### [Do this]
In the material below, find every line with "meilleure" and pull it out.

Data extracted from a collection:
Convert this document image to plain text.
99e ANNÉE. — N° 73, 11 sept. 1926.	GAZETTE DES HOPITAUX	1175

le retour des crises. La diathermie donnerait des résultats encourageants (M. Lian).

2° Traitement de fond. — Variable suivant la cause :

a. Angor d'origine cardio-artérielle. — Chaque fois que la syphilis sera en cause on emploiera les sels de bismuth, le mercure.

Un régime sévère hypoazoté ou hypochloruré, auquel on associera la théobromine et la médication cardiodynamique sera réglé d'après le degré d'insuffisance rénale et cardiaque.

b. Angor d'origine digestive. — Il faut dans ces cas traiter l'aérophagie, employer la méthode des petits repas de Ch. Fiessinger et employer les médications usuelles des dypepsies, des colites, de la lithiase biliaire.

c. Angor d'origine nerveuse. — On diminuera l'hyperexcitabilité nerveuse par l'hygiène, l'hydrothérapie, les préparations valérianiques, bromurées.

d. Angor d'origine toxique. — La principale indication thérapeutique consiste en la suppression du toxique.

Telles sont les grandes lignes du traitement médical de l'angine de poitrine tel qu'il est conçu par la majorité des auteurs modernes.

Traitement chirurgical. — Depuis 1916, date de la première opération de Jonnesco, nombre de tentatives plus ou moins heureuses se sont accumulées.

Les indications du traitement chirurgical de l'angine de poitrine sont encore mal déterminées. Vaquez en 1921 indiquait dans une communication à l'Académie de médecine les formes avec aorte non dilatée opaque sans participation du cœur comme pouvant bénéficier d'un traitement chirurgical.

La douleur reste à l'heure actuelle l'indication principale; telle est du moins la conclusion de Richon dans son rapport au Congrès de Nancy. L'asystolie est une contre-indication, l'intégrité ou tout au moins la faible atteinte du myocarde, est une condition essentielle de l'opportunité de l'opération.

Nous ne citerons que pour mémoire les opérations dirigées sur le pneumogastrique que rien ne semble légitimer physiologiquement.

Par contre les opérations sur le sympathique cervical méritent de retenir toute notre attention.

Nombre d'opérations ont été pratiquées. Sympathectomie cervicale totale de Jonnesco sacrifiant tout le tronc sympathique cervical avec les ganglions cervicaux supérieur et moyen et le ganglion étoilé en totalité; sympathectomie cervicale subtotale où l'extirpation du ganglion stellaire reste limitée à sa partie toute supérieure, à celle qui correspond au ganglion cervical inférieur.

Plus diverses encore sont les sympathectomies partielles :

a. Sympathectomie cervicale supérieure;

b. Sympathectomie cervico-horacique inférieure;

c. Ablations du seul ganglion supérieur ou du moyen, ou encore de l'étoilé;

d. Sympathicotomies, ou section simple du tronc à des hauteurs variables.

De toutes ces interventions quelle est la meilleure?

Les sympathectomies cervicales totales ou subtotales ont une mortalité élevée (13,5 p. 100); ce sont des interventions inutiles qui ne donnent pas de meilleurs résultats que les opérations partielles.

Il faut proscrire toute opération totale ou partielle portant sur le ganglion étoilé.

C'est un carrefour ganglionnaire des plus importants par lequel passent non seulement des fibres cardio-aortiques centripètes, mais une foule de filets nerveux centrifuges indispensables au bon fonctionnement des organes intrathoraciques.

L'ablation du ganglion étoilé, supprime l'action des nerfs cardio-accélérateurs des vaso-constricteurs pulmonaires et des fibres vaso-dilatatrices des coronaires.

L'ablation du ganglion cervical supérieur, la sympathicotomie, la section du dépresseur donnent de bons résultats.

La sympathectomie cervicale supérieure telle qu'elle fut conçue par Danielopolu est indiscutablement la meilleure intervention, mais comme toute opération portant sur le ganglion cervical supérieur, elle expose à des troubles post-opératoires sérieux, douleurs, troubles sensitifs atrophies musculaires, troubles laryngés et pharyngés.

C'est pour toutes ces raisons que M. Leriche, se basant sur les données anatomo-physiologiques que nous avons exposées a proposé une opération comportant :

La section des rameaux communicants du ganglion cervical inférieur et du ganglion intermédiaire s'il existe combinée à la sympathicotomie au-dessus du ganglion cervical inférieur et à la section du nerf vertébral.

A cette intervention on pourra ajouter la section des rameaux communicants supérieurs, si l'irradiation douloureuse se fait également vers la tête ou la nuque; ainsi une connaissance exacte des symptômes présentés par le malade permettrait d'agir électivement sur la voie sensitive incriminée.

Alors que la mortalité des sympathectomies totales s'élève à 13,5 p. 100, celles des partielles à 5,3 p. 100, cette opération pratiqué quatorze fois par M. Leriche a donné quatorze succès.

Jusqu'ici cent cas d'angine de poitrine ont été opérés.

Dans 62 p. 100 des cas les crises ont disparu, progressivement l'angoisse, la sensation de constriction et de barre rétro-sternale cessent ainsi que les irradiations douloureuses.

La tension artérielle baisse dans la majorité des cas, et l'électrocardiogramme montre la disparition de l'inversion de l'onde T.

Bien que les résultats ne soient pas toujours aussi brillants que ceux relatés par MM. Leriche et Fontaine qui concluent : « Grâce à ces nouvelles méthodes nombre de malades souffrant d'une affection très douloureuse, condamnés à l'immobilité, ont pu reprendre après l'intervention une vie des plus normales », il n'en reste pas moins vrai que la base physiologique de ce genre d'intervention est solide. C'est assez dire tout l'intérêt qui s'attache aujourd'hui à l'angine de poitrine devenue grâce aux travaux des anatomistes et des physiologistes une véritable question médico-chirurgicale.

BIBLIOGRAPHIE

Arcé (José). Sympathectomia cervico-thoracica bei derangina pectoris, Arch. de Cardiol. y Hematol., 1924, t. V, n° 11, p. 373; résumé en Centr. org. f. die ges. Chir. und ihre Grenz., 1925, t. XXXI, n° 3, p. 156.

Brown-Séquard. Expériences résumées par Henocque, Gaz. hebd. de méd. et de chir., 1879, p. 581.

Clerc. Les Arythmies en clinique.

### [Written response]
De toutes ces interventions quelle est la meilleure?
La sympathectomie cervicale supérieure telle qu'elle fut conçue par Danielopolu est indiscutablement la meilleure intervention, mais comme toute opération portant sur le ganglion cervical supérieur, elle expose à des troubles post-opératoires sérieux, douleurs, troubles sensitifs atrophies musculaires, troubles laryngés et pharyngés.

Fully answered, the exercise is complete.